## DIRECTION:
Extract the lines that hold the string "квалиметрии".

--- Begin RECORDS SHOWN ---

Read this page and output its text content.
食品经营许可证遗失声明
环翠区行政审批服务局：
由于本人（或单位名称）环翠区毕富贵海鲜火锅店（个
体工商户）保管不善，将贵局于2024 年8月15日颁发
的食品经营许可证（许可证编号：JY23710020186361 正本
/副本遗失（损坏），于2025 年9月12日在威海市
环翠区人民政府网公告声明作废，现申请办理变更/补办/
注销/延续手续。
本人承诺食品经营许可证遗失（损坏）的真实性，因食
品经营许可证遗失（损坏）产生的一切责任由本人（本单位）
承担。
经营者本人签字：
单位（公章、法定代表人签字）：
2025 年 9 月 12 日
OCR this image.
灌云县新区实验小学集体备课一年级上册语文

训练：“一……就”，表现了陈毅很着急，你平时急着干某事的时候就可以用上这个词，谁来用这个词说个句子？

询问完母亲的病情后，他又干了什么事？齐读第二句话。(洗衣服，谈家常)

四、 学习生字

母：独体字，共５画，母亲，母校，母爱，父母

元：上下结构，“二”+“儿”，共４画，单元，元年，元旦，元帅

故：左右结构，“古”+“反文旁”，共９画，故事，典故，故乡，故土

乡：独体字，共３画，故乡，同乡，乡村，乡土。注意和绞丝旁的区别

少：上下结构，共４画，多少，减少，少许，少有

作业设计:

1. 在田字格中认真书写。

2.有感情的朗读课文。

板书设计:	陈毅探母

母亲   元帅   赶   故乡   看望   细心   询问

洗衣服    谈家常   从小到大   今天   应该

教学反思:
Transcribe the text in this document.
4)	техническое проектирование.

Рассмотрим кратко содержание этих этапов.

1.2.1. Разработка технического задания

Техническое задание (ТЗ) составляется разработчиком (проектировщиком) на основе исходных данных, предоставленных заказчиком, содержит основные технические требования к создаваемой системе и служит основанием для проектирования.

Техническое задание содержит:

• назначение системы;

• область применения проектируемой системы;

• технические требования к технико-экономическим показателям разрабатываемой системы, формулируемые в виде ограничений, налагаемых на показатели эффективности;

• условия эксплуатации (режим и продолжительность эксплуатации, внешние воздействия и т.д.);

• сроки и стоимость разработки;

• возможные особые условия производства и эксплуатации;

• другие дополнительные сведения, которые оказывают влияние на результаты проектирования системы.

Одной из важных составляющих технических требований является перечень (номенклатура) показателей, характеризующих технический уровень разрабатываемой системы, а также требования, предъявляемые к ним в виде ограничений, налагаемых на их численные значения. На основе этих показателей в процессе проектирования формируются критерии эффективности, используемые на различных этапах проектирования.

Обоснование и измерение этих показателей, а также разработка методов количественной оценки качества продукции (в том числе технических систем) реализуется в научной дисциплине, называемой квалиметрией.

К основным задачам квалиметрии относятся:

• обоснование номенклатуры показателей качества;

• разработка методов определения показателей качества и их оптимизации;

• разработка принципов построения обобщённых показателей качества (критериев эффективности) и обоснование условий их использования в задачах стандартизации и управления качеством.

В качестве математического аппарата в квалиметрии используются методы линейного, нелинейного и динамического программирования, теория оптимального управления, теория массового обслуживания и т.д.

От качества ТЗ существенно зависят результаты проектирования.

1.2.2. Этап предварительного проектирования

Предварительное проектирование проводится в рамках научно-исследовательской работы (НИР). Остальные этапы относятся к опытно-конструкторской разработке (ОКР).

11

--- End RECORDS SHOWN ---

## OUTPUT OF THE TASK:
К основным задачам квалиметрии относятся:
В качестве математического аппарата в квалиметрии используются методы линейного, нелинейного и динамического программирования, теория оптимального управления, теория массового обслуживания и т.д.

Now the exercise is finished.